▶ Written task:
Output the full listing word for word.

Items listed in a dataset:
>>>

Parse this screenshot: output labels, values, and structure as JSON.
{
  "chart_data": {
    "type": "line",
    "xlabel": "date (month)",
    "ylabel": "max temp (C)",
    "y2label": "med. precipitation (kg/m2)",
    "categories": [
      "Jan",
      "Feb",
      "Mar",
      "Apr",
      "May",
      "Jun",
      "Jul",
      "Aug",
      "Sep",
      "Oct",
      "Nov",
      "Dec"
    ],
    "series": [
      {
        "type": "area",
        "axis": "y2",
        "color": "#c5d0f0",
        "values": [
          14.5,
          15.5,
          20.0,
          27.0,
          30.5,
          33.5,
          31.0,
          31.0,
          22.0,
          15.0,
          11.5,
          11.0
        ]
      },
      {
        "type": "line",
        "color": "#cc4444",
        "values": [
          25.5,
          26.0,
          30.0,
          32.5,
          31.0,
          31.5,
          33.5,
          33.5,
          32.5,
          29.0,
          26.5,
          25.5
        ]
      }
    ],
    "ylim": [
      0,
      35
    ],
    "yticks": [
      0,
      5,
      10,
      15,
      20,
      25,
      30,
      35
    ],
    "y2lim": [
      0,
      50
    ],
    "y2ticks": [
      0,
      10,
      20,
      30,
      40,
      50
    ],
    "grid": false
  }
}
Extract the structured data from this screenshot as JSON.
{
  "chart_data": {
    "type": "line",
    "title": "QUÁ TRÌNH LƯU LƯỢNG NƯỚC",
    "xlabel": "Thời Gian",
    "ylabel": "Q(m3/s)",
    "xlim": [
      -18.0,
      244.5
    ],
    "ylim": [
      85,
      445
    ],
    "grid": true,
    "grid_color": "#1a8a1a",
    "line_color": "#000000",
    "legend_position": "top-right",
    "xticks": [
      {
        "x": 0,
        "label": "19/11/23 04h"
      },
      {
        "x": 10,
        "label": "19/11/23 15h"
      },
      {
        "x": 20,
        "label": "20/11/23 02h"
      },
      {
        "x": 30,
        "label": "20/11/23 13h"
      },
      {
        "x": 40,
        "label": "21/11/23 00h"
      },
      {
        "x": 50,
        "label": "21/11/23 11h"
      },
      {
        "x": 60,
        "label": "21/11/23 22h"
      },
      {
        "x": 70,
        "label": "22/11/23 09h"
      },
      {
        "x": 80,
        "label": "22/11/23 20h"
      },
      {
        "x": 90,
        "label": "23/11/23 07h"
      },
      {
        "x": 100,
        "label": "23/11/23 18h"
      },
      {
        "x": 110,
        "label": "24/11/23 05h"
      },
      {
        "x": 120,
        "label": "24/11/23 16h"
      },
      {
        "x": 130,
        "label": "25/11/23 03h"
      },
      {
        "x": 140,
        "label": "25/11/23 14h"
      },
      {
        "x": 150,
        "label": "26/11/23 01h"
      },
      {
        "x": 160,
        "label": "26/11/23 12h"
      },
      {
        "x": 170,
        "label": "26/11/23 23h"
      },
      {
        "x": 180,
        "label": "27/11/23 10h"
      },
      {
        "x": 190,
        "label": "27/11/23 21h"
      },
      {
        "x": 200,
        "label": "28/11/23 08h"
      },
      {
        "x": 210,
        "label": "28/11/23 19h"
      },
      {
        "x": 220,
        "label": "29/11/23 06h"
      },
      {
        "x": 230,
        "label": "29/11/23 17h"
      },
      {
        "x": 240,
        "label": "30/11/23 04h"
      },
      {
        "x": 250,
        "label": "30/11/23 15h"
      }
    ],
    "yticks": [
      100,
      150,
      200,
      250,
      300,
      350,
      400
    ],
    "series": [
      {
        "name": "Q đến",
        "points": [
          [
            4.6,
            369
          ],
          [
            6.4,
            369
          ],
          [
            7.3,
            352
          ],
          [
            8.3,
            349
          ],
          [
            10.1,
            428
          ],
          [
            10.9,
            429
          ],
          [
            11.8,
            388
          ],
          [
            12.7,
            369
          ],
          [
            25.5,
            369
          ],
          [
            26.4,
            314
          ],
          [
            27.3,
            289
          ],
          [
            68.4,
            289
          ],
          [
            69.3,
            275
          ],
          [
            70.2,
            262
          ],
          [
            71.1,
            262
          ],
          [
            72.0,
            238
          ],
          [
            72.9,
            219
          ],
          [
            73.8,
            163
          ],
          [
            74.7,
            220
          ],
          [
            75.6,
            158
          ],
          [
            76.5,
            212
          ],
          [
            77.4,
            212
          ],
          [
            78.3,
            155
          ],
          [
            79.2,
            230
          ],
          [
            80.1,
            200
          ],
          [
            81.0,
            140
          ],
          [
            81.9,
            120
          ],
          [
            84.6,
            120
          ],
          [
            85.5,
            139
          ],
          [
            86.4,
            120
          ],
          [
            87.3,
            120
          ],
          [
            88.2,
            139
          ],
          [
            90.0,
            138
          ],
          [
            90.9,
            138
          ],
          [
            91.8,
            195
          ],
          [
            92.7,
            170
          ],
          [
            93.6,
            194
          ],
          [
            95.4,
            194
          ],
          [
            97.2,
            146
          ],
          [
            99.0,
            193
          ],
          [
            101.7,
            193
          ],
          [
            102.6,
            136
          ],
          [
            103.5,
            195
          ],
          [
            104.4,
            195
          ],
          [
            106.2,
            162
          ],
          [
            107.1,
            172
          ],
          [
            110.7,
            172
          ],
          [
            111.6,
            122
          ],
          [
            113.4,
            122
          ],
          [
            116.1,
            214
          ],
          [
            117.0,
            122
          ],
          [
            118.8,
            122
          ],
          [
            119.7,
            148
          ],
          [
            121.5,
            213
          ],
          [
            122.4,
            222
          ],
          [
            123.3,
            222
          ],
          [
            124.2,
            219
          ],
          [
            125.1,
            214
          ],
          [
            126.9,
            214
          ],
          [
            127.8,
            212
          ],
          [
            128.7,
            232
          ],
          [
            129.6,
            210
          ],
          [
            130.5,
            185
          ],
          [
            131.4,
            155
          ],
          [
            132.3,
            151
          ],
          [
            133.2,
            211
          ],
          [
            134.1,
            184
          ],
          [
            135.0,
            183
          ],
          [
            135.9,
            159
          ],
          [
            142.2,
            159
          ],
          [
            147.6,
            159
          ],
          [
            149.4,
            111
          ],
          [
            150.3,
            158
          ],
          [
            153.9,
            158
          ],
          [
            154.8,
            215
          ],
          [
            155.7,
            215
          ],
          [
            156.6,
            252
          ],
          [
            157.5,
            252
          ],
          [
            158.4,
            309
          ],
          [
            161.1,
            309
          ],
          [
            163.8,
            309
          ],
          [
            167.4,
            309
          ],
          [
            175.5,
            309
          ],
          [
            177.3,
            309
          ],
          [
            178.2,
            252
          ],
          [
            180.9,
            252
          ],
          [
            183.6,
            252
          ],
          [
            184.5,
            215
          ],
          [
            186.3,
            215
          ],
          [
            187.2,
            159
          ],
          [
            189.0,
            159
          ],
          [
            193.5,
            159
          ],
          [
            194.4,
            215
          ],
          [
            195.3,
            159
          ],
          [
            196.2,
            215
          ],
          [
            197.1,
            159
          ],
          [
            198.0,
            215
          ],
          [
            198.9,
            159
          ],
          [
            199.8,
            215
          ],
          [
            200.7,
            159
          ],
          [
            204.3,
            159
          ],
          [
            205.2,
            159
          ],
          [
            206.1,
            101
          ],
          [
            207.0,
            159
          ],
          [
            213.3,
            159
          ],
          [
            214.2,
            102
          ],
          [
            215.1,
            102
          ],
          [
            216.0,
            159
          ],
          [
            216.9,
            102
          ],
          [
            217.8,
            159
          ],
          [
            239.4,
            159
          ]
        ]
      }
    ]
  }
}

<<<

▶ Result for this task:
Parse this screenshot: output labels, values, and structure as JSON.
{
  "chart_data": {
    "type": "line",
    "xlabel": "date (month)",
    "ylabel": "max temp (C)",
    "y2label": "med. precipitation (kg/m2)",
    "categories": [
      "Jan",
      "Feb",
      "Mar",
      "Apr",
      "May",
      "Jun",
      "Jul",
      "Aug",
      "Sep",
      "Oct",
      "Nov",
      "Dec"
    ],
    "series": [
      {
        "type": "area",
        "axis": "y2",
        "color": "#c5d0f0",
        "values": [
          14.5,
          15.5,
          20.0,
          27.0,
          30.5,
          33.5,
          31.0,
          31.0,
          22.0,
          15.0,
          11.5,
          11.0
        ]
      },
      {
        "type": "line",
        "color": "#cc4444",
        "values": [
          25.5,
          26.0,
          30.0,
          32.5,
          31.0,
          31.5,
          33.5,
          33.5,
          32.5,
          29.0,
          26.5,
          25.5
        ]
      }
    ],
    "ylim": [
      0,
      35
    ],
    "yticks": [
      0,
      5,
      10,
      15,
      20,
      25,
      30,
      35
    ],
    "y2lim": [
      0,
      50
    ],
    "y2ticks": [
      0,
      10,
      20,
      30,
      40,
      50
    ],
    "grid": false
  }
}
Extract the structured data from this screenshot as JSON.
{
  "chart_data": {
    "type": "line",
    "title": "QUÁ TRÌNH LƯU LƯỢNG NƯỚC",
    "xlabel": "Thời Gian",
    "ylabel": "Q(m3/s)",
    "xlim": [
      -18.0,
      244.5
    ],
    "ylim": [
      85,
      445
    ],
    "grid": true,
    "grid_color": "#1a8a1a",
    "line_color": "#000000",
    "legend_position": "top-right",
    "xticks": [
      {
        "x": 0,
        "label": "19/11/23 04h"
      },
      {
        "x": 10,
        "label": "19/11/23 15h"
      },
      {
        "x": 20,
        "label": "20/11/23 02h"
      },
      {
        "x": 30,
        "label": "20/11/23 13h"
      },
      {
        "x": 40,
        "label": "21/11/23 00h"
      },
      {
        "x": 50,
        "label": "21/11/23 11h"
      },
      {
        "x": 60,
        "label": "21/11/23 22h"
      },
      {
        "x": 70,
        "label": "22/11/23 09h"
      },
      {
        "x": 80,
        "label": "22/11/23 20h"
      },
      {
        "x": 90,
        "label": "23/11/23 07h"
      },
      {
        "x": 100,
        "label": "23/11/23 18h"
      },
      {
        "x": 110,
        "label": "24/11/23 05h"
      },
      {
        "x": 120,
        "label": "24/11/23 16h"
      },
      {
        "x": 130,
        "label": "25/11/23 03h"
      },
      {
        "x": 140,
        "label": "25/11/23 14h"
      },
      {
        "x": 150,
        "label": "26/11/23 01h"
      },
      {
        "x": 160,
        "label": "26/11/23 12h"
      },
      {
        "x": 170,
        "label": "26/11/23 23h"
      },
      {
        "x": 180,
        "label": "27/11/23 10h"
      },
      {
        "x": 190,
        "label": "27/11/23 21h"
      },
      {
        "x": 200,
        "label": "28/11/23 08h"
      },
      {
        "x": 210,
        "label": "28/11/23 19h"
      },
      {
        "x": 220,
        "label": "29/11/23 06h"
      },
      {
        "x": 230,
        "label": "29/11/23 17h"
      },
      {
        "x": 240,
        "label": "30/11/23 04h"
      },
      {
        "x": 250,
        "label": "30/11/23 15h"
      }
    ],
    "yticks": [
      100,
      150,
      200,
      250,
      300,
      350,
      400
    ],
    "series": [
      {
        "name": "Q đến",
        "points": [
          [
            4.6,
            369
          ],
          [
            6.4,
            369
          ],
          [
            7.3,
            352
          ],
          [
            8.3,
            349
          ],
          [
            10.1,
            428
          ],
          [
            10.9,
            429
          ],
          [
            11.8,
            388
          ],
          [
            12.7,
            369
          ],
          [
            25.5,
            369
          ],
          [
            26.4,
            314
          ],
          [
            27.3,
            289
          ],
          [
            68.4,
            289
          ],
          [
            69.3,
            275
          ],
          [
            70.2,
            262
          ],
          [
            71.1,
            262
          ],
          [
            72.0,
            238
          ],
          [
            72.9,
            219
          ],
          [
            73.8,
            163
          ],
          [
            74.7,
            220
          ],
          [
            75.6,
            158
          ],
          [
            76.5,
            212
          ],
          [
            77.4,
            212
          ],
          [
            78.3,
            155
          ],
          [
            79.2,
            230
          ],
          [
            80.1,
            200
          ],
          [
            81.0,
            140
          ],
          [
            81.9,
            120
          ],
          [
            84.6,
            120
          ],
          [
            85.5,
            139
          ],
          [
            86.4,
            120
          ],
          [
            87.3,
            120
          ],
          [
            88.2,
            139
          ],
          [
            90.0,
            138
          ],
          [
            90.9,
            138
          ],
          [
            91.8,
            195
          ],
          [
            92.7,
            170
          ],
          [
            93.6,
            194
          ],
          [
            95.4,
            194
          ],
          [
            97.2,
            146
          ],
          [
            99.0,
            193
          ],
          [
            101.7,
            193
          ],
          [
            102.6,
            136
          ],
          [
            103.5,
            195
          ],
          [
            104.4,
            195
          ],
          [
            106.2,
            162
          ],
          [
            107.1,
            172
          ],
          [
            110.7,
            172
          ],
          [
            111.6,
            122
          ],
          [
            113.4,
            122
          ],
          [
            116.1,
            214
          ],
          [
            117.0,
            122
          ],
          [
            118.8,
            122
          ],
          [
            119.7,
            148
          ],
          [
            121.5,
            213
          ],
          [
            122.4,
            222
          ],
          [
            123.3,
            222
          ],
          [
            124.2,
            219
          ],
          [
            125.1,
            214
          ],
          [
            126.9,
            214
          ],
          [
            127.8,
            212
          ],
          [
            128.7,
            232
          ],
          [
            129.6,
            210
          ],
          [
            130.5,
            185
          ],
          [
            131.4,
            155
          ],
          [
            132.3,
            151
          ],
          [
            133.2,
            211
          ],
          [
            134.1,
            184
          ],
          [
            135.0,
            183
          ],
          [
            135.9,
            159
          ],
          [
            142.2,
            159
          ],
          [
            147.6,
            159
          ],
          [
            149.4,
            111
          ],
          [
            150.3,
            158
          ],
          [
            153.9,
            158
          ],
          [
            154.8,
            215
          ],
          [
            155.7,
            215
          ],
          [
            156.6,
            252
          ],
          [
            157.5,
            252
          ],
          [
            158.4,
            309
          ],
          [
            161.1,
            309
          ],
          [
            163.8,
            309
          ],
          [
            167.4,
            309
          ],
          [
            175.5,
            309
          ],
          [
            177.3,
            309
          ],
          [
            178.2,
            252
          ],
          [
            180.9,
            252
          ],
          [
            183.6,
            252
          ],
          [
            184.5,
            215
          ],
          [
            186.3,
            215
          ],
          [
            187.2,
            159
          ],
          [
            189.0,
            159
          ],
          [
            193.5,
            159
          ],
          [
            194.4,
            215
          ],
          [
            195.3,
            159
          ],
          [
            196.2,
            215
          ],
          [
            197.1,
            159
          ],
          [
            198.0,
            215
          ],
          [
            198.9,
            159
          ],
          [
            199.8,
            215
          ],
          [
            200.7,
            159
          ],
          [
            204.3,
            159
          ],
          [
            205.2,
            159
          ],
          [
            206.1,
            101
          ],
          [
            207.0,
            159
          ],
          [
            213.3,
            159
          ],
          [
            214.2,
            102
          ],
          [
            215.1,
            102
          ],
          [
            216.0,
            159
          ],
          [
            216.9,
            102
          ],
          [
            217.8,
            159
          ],
          [
            239.4,
            159
          ]
        ]
      }
    ]
  }
}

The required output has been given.